- [Work instructions]
Every entry should be repeated exactly. Omit the pictures.

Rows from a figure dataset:
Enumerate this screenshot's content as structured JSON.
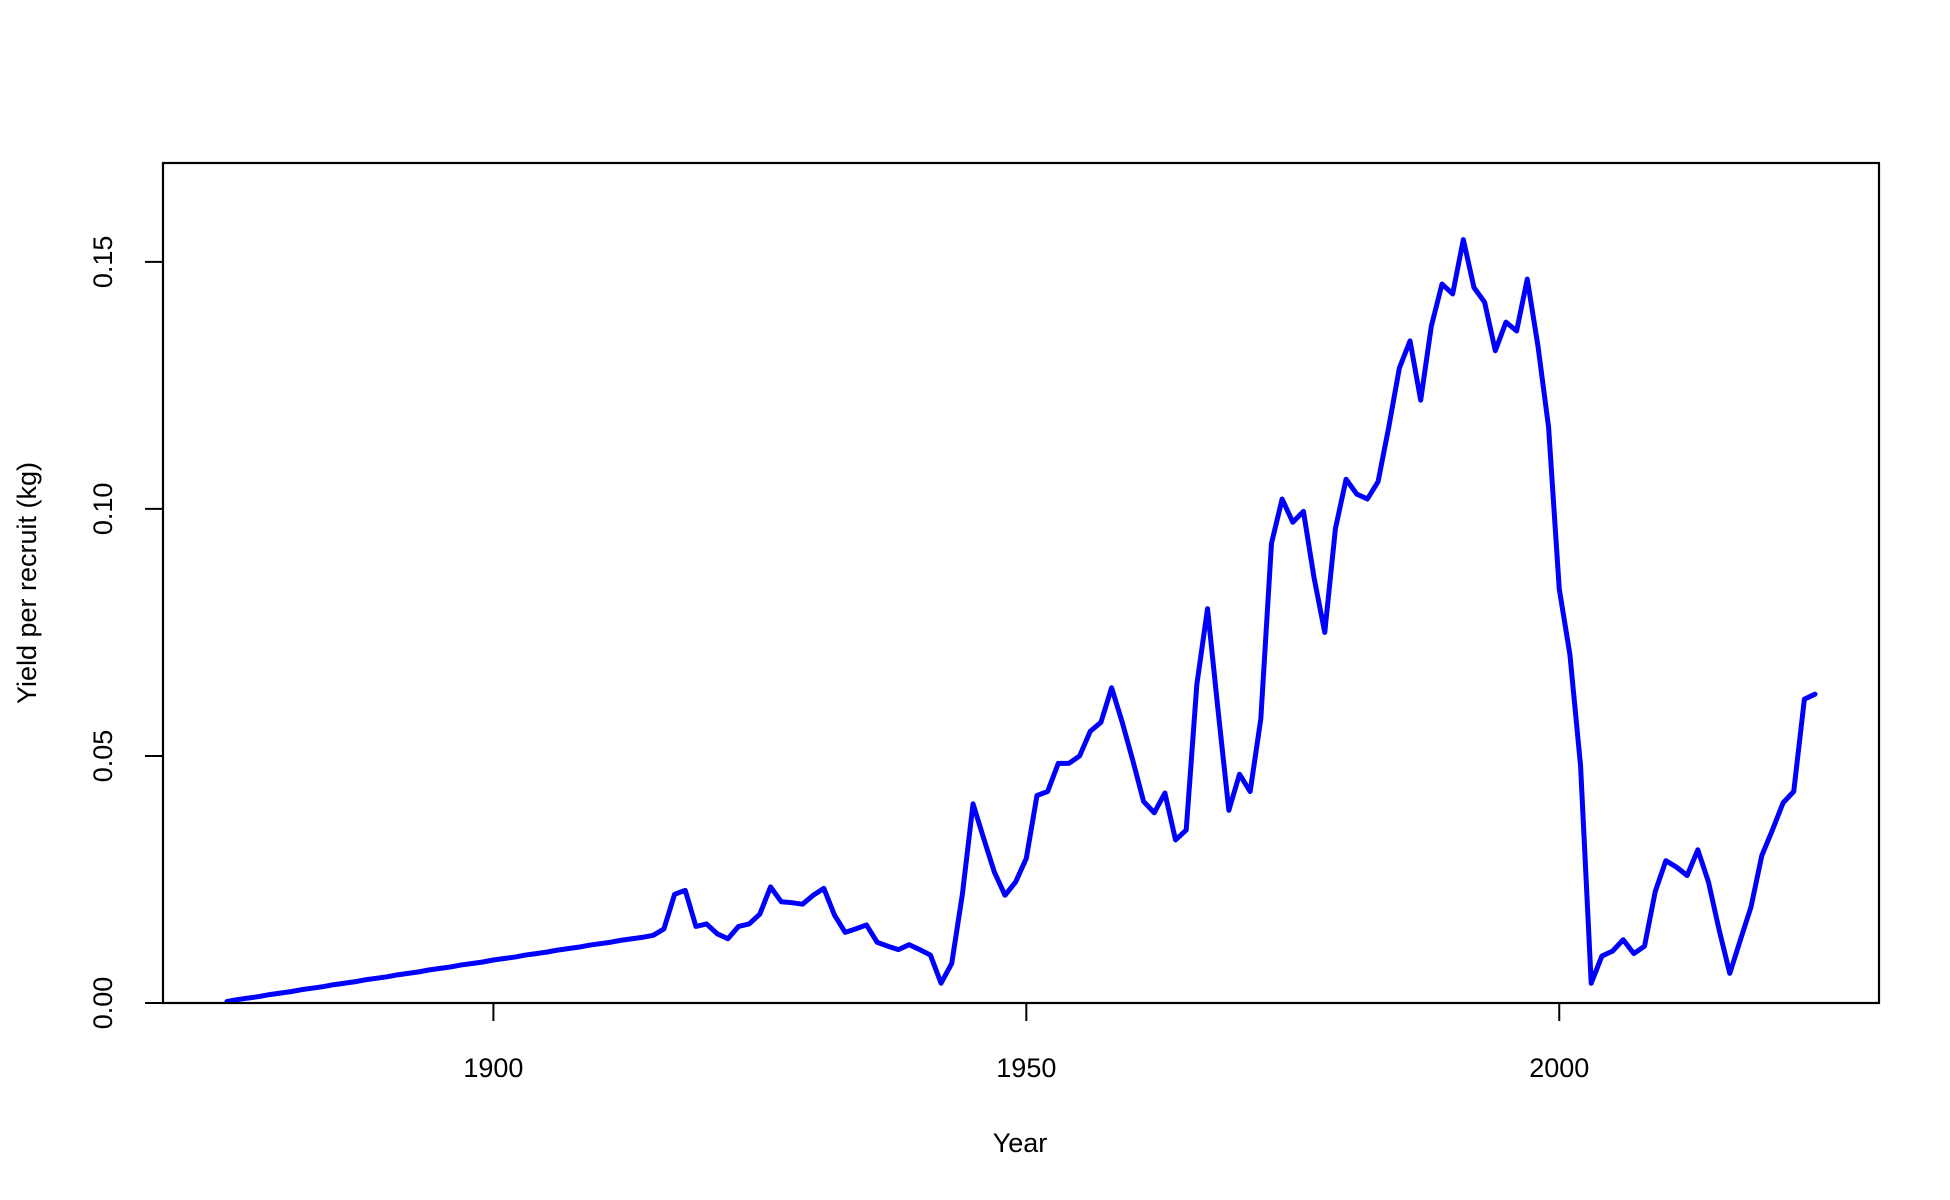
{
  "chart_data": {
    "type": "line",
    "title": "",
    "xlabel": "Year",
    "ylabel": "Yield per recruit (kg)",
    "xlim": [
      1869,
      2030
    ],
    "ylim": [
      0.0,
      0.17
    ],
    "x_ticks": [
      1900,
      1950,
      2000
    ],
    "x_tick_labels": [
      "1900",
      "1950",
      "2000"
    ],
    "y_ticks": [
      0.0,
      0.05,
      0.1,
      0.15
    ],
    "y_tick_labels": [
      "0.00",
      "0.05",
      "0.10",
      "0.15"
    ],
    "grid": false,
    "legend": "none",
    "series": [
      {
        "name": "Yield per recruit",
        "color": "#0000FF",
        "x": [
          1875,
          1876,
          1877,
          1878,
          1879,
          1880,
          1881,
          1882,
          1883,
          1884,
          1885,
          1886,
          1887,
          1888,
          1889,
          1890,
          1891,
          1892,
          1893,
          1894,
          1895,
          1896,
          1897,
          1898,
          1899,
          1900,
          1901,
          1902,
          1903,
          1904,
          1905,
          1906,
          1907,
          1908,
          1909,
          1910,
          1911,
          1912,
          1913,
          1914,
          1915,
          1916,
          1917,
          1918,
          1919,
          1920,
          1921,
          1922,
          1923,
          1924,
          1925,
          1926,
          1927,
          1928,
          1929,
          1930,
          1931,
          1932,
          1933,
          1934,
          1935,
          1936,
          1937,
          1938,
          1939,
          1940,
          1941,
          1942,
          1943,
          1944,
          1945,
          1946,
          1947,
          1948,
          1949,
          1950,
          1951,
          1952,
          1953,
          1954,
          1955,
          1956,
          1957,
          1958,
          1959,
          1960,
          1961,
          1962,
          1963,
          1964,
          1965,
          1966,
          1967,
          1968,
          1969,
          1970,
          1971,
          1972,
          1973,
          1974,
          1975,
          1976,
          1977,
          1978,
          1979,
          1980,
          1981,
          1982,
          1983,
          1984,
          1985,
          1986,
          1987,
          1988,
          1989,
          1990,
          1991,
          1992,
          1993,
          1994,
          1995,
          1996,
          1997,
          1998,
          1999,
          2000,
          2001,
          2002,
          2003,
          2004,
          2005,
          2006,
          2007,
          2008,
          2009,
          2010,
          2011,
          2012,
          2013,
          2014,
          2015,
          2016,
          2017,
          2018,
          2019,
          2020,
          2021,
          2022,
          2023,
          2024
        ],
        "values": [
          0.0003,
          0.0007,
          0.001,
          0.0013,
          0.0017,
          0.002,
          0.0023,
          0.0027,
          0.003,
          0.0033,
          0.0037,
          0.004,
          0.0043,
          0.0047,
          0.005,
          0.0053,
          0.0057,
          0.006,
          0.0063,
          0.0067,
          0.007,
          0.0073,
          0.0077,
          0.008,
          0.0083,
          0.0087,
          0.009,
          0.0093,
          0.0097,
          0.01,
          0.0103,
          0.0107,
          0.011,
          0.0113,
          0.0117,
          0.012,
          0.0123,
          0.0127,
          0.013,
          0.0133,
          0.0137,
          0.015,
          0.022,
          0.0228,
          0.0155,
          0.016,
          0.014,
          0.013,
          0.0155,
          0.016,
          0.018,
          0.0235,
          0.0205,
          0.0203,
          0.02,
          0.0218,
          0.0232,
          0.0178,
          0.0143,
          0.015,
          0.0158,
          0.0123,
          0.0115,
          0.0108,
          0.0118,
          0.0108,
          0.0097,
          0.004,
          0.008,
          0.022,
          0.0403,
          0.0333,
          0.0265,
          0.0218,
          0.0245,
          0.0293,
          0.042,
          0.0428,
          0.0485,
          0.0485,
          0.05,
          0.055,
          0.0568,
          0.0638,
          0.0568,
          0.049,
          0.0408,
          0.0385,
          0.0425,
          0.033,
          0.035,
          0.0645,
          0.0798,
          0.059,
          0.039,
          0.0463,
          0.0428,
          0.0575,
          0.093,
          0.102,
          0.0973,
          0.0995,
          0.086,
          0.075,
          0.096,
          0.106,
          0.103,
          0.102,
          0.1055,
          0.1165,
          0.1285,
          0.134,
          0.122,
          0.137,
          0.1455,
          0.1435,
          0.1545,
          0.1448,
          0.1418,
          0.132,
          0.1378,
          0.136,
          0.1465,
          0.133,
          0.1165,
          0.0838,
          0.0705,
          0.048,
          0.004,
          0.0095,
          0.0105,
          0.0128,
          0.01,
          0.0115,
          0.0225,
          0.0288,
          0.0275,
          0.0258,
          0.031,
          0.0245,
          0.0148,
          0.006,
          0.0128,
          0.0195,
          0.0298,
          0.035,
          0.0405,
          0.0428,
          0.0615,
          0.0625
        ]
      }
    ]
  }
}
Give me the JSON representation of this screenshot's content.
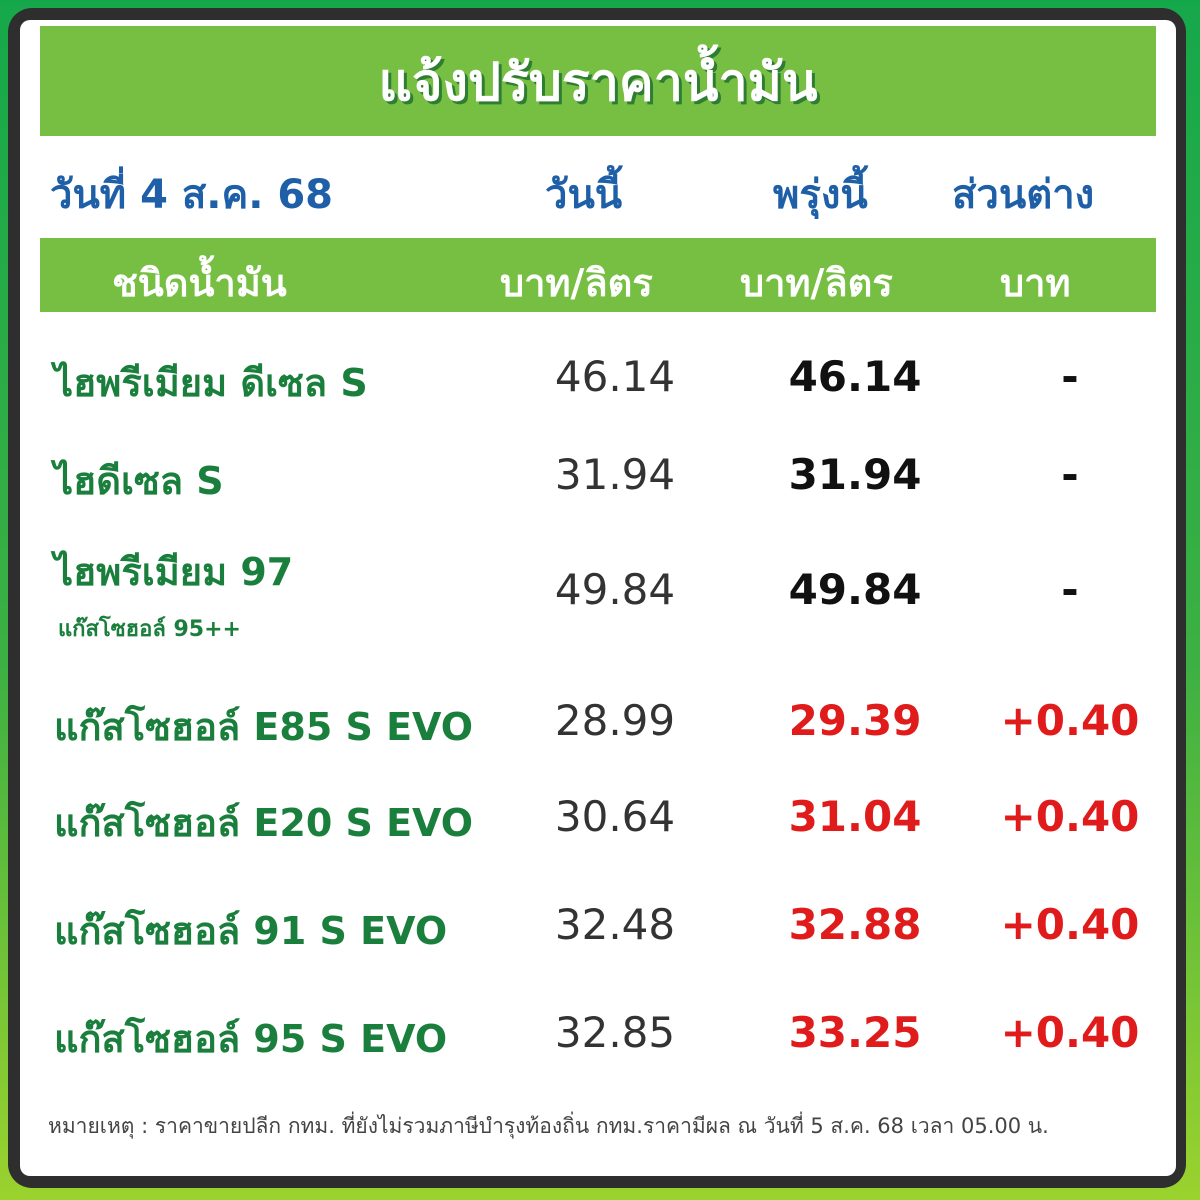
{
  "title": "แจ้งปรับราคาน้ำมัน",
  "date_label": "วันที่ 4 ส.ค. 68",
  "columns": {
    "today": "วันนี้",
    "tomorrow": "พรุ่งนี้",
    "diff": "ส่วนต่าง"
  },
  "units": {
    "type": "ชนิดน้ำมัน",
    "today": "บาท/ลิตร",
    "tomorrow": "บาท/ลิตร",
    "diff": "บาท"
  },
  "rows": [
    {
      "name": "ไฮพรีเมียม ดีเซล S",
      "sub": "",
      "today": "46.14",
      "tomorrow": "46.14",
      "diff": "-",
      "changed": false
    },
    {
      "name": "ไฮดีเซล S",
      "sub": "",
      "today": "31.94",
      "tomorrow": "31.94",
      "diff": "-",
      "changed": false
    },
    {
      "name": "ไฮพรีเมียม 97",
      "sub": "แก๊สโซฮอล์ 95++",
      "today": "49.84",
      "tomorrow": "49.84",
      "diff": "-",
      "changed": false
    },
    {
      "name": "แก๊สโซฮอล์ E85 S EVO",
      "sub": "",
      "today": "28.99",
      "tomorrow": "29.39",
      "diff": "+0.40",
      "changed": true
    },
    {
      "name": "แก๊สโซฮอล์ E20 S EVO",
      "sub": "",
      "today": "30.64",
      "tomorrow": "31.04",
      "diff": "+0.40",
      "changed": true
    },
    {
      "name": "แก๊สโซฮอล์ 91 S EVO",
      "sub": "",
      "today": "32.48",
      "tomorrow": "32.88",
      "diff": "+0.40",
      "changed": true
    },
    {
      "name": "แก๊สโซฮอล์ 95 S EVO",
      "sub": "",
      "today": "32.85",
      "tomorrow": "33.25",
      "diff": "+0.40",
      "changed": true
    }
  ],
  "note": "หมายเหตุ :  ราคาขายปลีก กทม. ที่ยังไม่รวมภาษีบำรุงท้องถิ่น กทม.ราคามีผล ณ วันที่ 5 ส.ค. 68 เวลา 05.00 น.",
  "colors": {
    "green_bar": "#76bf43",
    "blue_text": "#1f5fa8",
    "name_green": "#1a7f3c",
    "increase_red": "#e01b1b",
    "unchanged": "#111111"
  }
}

- [Solution to this task]
Enumerate this screenshot's content as structured JSON.
{
  "chart_data": {
    "type": "line",
    "title": "",
    "xlabel": "Year",
    "ylabel": "Yield per recruit (kg)",
    "xlim": [
      1869,
      2030
    ],
    "ylim": [
      0.0,
      0.17
    ],
    "x_ticks": [
      1900,
      1950,
      2000
    ],
    "x_tick_labels": [
      "1900",
      "1950",
      "2000"
    ],
    "y_ticks": [
      0.0,
      0.05,
      0.1,
      0.15
    ],
    "y_tick_labels": [
      "0.00",
      "0.05",
      "0.10",
      "0.15"
    ],
    "grid": false,
    "legend": "none",
    "series": [
      {
        "name": "Yield per recruit",
        "color": "#0000FF",
        "x": [
          1875,
          1876,
          1877,
          1878,
          1879,
          1880,
          1881,
          1882,
          1883,
          1884,
          1885,
          1886,
          1887,
          1888,
          1889,
          1890,
          1891,
          1892,
          1893,
          1894,
          1895,
          1896,
          1897,
          1898,
          1899,
          1900,
          1901,
          1902,
          1903,
          1904,
          1905,
          1906,
          1907,
          1908,
          1909,
          1910,
          1911,
          1912,
          1913,
          1914,
          1915,
          1916,
          1917,
          1918,
          1919,
          1920,
          1921,
          1922,
          1923,
          1924,
          1925,
          1926,
          1927,
          1928,
          1929,
          1930,
          1931,
          1932,
          1933,
          1934,
          1935,
          1936,
          1937,
          1938,
          1939,
          1940,
          1941,
          1942,
          1943,
          1944,
          1945,
          1946,
          1947,
          1948,
          1949,
          1950,
          1951,
          1952,
          1953,
          1954,
          1955,
          1956,
          1957,
          1958,
          1959,
          1960,
          1961,
          1962,
          1963,
          1964,
          1965,
          1966,
          1967,
          1968,
          1969,
          1970,
          1971,
          1972,
          1973,
          1974,
          1975,
          1976,
          1977,
          1978,
          1979,
          1980,
          1981,
          1982,
          1983,
          1984,
          1985,
          1986,
          1987,
          1988,
          1989,
          1990,
          1991,
          1992,
          1993,
          1994,
          1995,
          1996,
          1997,
          1998,
          1999,
          2000,
          2001,
          2002,
          2003,
          2004,
          2005,
          2006,
          2007,
          2008,
          2009,
          2010,
          2011,
          2012,
          2013,
          2014,
          2015,
          2016,
          2017,
          2018,
          2019,
          2020,
          2021,
          2022,
          2023,
          2024
        ],
        "values": [
          0.0003,
          0.0007,
          0.001,
          0.0013,
          0.0017,
          0.002,
          0.0023,
          0.0027,
          0.003,
          0.0033,
          0.0037,
          0.004,
          0.0043,
          0.0047,
          0.005,
          0.0053,
          0.0057,
          0.006,
          0.0063,
          0.0067,
          0.007,
          0.0073,
          0.0077,
          0.008,
          0.0083,
          0.0087,
          0.009,
          0.0093,
          0.0097,
          0.01,
          0.0103,
          0.0107,
          0.011,
          0.0113,
          0.0117,
          0.012,
          0.0123,
          0.0127,
          0.013,
          0.0133,
          0.0137,
          0.015,
          0.022,
          0.0228,
          0.0155,
          0.016,
          0.014,
          0.013,
          0.0155,
          0.016,
          0.018,
          0.0235,
          0.0205,
          0.0203,
          0.02,
          0.0218,
          0.0232,
          0.0178,
          0.0143,
          0.015,
          0.0158,
          0.0123,
          0.0115,
          0.0108,
          0.0118,
          0.0108,
          0.0097,
          0.004,
          0.008,
          0.022,
          0.0403,
          0.0333,
          0.0265,
          0.0218,
          0.0245,
          0.0293,
          0.042,
          0.0428,
          0.0485,
          0.0485,
          0.05,
          0.055,
          0.0568,
          0.0638,
          0.0568,
          0.049,
          0.0408,
          0.0385,
          0.0425,
          0.033,
          0.035,
          0.0645,
          0.0798,
          0.059,
          0.039,
          0.0463,
          0.0428,
          0.0575,
          0.093,
          0.102,
          0.0973,
          0.0995,
          0.086,
          0.075,
          0.096,
          0.106,
          0.103,
          0.102,
          0.1055,
          0.1165,
          0.1285,
          0.134,
          0.122,
          0.137,
          0.1455,
          0.1435,
          0.1545,
          0.1448,
          0.1418,
          0.132,
          0.1378,
          0.136,
          0.1465,
          0.133,
          0.1165,
          0.0838,
          0.0705,
          0.048,
          0.004,
          0.0095,
          0.0105,
          0.0128,
          0.01,
          0.0115,
          0.0225,
          0.0288,
          0.0275,
          0.0258,
          0.031,
          0.0245,
          0.0148,
          0.006,
          0.0128,
          0.0195,
          0.0298,
          0.035,
          0.0405,
          0.0428,
          0.0615,
          0.0625
        ]
      }
    ]
  }
}
Give me the JSON representation of this screenshot's content.
{
  "title": "แจ้งปรับราคาน้ำมัน",
  "date_label": "วันที่ 4 ส.ค. 68",
  "columns": {
    "today": "วันนี้",
    "tomorrow": "พรุ่งนี้",
    "diff": "ส่วนต่าง"
  },
  "units": {
    "type": "ชนิดน้ำมัน",
    "today": "บาท/ลิตร",
    "tomorrow": "บาท/ลิตร",
    "diff": "บาท"
  },
  "rows": [
    {
      "name": "ไฮพรีเมียม ดีเซล S",
      "sub": "",
      "today": "46.14",
      "tomorrow": "46.14",
      "diff": "-",
      "changed": false
    },
    {
      "name": "ไฮดีเซล S",
      "sub": "",
      "today": "31.94",
      "tomorrow": "31.94",
      "diff": "-",
      "changed": false
    },
    {
      "name": "ไฮพรีเมียม 97",
      "sub": "แก๊สโซฮอล์ 95++",
      "today": "49.84",
      "tomorrow": "49.84",
      "diff": "-",
      "changed": false
    },
    {
      "name": "แก๊สโซฮอล์ E85 S EVO",
      "sub": "",
      "today": "28.99",
      "tomorrow": "29.39",
      "diff": "+0.40",
      "changed": true
    },
    {
      "name": "แก๊สโซฮอล์ E20 S EVO",
      "sub": "",
      "today": "30.64",
      "tomorrow": "31.04",
      "diff": "+0.40",
      "changed": true
    },
    {
      "name": "แก๊สโซฮอล์ 91 S EVO",
      "sub": "",
      "today": "32.48",
      "tomorrow": "32.88",
      "diff": "+0.40",
      "changed": true
    },
    {
      "name": "แก๊สโซฮอล์ 95 S EVO",
      "sub": "",
      "today": "32.85",
      "tomorrow": "33.25",
      "diff": "+0.40",
      "changed": true
    }
  ],
  "note": "หมายเหตุ :  ราคาขายปลีก กทม. ที่ยังไม่รวมภาษีบำรุงท้องถิ่น กทม.ราคามีผล ณ วันที่ 5 ส.ค. 68 เวลา 05.00 น.",
  "colors": {
    "green_bar": "#76bf43",
    "blue_text": "#1f5fa8",
    "name_green": "#1a7f3c",
    "increase_red": "#e01b1b",
    "unchanged": "#111111"
  }
}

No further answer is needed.